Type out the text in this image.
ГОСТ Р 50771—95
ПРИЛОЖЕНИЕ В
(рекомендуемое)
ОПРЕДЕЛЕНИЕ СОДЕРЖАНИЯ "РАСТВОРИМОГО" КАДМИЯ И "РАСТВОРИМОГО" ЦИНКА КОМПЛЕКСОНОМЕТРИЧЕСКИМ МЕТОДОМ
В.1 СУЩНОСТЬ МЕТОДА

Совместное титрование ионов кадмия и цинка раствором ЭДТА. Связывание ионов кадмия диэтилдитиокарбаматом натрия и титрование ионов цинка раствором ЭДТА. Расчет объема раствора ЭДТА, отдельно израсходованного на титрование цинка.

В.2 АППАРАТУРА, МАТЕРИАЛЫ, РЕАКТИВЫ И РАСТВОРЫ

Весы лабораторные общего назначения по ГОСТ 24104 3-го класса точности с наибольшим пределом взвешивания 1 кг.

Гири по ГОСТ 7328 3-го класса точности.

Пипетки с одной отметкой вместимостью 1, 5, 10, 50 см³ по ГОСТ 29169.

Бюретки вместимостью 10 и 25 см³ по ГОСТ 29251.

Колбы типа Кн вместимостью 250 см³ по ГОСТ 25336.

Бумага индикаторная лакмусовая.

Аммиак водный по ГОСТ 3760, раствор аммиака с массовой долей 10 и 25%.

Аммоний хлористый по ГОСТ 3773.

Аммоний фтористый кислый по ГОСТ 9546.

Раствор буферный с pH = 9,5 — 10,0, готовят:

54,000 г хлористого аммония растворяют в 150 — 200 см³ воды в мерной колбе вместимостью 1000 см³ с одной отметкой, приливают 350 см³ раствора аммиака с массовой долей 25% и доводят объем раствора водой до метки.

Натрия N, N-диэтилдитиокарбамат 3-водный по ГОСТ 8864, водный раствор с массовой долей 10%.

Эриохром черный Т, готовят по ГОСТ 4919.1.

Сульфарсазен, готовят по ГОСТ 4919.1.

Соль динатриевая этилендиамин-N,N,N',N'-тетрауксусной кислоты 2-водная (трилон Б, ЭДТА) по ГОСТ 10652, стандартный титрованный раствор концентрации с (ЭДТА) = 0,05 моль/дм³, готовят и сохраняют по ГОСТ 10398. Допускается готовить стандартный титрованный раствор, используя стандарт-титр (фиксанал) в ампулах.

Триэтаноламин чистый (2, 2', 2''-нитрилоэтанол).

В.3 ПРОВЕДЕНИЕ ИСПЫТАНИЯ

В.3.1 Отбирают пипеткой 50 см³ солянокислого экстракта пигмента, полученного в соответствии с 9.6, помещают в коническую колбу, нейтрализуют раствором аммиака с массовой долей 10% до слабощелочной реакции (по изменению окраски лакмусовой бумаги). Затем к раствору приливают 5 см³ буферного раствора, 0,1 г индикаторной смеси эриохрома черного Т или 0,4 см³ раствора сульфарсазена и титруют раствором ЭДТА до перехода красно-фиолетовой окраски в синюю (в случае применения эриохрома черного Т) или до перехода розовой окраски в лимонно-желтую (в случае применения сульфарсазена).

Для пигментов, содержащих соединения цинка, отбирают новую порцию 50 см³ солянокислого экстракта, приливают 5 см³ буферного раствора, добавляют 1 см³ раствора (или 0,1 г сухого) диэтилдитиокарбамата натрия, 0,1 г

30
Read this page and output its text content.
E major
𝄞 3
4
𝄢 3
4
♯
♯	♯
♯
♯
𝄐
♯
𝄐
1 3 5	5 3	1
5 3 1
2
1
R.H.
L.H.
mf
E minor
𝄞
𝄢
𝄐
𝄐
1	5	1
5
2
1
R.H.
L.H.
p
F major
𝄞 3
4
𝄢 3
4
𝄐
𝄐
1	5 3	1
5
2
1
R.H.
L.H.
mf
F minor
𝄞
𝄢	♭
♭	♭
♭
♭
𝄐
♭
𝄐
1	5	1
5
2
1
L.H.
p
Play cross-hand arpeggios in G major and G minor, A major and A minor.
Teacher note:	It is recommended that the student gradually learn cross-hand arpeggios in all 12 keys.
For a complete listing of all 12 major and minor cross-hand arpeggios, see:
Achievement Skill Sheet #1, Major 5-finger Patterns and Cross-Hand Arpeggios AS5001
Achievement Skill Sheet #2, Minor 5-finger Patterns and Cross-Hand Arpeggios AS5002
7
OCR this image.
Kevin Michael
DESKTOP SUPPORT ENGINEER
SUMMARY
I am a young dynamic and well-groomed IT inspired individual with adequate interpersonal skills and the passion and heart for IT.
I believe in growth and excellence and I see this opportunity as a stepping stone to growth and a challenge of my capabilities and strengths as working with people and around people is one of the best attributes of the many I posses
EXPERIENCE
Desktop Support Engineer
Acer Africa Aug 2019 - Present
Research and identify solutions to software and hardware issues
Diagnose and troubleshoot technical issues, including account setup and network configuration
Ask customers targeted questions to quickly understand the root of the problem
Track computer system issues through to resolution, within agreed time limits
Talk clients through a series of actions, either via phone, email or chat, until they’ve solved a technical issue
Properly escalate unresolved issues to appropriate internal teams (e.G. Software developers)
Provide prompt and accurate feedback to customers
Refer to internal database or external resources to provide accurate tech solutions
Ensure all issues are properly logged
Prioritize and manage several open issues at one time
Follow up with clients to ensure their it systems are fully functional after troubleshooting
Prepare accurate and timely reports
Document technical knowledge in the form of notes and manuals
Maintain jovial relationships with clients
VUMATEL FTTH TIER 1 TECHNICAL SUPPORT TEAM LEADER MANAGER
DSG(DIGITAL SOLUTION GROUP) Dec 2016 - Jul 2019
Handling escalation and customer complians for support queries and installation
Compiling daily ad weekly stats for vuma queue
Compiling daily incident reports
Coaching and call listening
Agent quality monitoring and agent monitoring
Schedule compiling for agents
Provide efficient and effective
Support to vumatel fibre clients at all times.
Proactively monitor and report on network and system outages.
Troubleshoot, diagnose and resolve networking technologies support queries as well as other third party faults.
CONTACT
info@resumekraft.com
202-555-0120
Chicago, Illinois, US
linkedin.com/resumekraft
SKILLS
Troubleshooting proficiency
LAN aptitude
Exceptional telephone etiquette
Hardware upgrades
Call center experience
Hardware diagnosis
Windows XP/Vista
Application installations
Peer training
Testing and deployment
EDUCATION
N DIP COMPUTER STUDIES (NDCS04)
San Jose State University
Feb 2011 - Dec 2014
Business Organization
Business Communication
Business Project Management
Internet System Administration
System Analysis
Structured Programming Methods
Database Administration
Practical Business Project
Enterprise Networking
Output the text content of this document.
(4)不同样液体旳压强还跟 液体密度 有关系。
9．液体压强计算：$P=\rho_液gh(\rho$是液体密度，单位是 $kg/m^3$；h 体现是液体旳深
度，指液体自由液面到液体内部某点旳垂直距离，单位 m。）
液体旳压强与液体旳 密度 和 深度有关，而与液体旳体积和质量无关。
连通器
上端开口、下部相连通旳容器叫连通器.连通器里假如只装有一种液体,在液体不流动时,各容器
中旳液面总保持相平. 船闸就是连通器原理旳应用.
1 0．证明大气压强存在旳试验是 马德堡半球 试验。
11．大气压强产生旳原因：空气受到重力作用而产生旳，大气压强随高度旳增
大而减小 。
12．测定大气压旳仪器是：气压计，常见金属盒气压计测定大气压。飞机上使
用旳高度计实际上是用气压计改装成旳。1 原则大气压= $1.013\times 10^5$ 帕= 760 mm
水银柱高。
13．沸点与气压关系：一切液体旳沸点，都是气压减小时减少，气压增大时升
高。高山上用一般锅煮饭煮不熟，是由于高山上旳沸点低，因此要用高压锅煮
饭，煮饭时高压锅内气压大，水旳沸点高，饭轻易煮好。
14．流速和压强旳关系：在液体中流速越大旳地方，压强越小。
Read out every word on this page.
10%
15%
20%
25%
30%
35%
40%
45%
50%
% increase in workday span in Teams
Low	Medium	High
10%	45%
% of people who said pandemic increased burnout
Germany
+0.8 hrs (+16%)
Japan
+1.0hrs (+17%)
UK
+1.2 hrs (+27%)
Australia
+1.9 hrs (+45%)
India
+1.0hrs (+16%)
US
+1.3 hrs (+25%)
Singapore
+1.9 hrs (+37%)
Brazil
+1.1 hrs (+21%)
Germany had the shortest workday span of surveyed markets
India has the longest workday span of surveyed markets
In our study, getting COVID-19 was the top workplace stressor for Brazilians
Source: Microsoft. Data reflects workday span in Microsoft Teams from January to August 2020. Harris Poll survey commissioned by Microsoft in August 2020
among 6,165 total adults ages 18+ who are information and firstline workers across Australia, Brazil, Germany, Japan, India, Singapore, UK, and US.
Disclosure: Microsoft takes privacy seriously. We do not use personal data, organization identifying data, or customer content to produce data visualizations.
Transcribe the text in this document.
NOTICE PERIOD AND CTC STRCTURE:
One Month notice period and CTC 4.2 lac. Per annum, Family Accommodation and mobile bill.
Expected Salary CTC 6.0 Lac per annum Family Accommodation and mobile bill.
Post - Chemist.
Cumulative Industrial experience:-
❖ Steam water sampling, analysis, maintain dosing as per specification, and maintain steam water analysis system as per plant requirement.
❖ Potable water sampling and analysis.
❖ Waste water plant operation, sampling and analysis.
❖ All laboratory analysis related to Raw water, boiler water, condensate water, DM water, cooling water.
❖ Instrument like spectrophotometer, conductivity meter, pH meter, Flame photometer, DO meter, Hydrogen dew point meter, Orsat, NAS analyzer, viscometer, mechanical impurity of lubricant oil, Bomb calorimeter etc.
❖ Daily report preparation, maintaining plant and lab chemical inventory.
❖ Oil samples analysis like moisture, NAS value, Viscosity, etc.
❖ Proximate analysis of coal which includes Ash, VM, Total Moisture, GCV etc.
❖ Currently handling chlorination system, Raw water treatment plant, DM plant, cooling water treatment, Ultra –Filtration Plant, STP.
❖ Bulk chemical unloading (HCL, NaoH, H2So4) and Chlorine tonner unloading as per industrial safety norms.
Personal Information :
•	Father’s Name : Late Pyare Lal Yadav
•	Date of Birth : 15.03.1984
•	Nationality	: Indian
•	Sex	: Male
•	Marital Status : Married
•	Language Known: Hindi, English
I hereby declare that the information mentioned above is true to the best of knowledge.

◇ ◇ ◇ ◇ ◇ ◇ ◇

== To be done ==
Among the records above, how many lines carry the string "Microsoft"? Reply with the number alone.

== Correct answer ==
2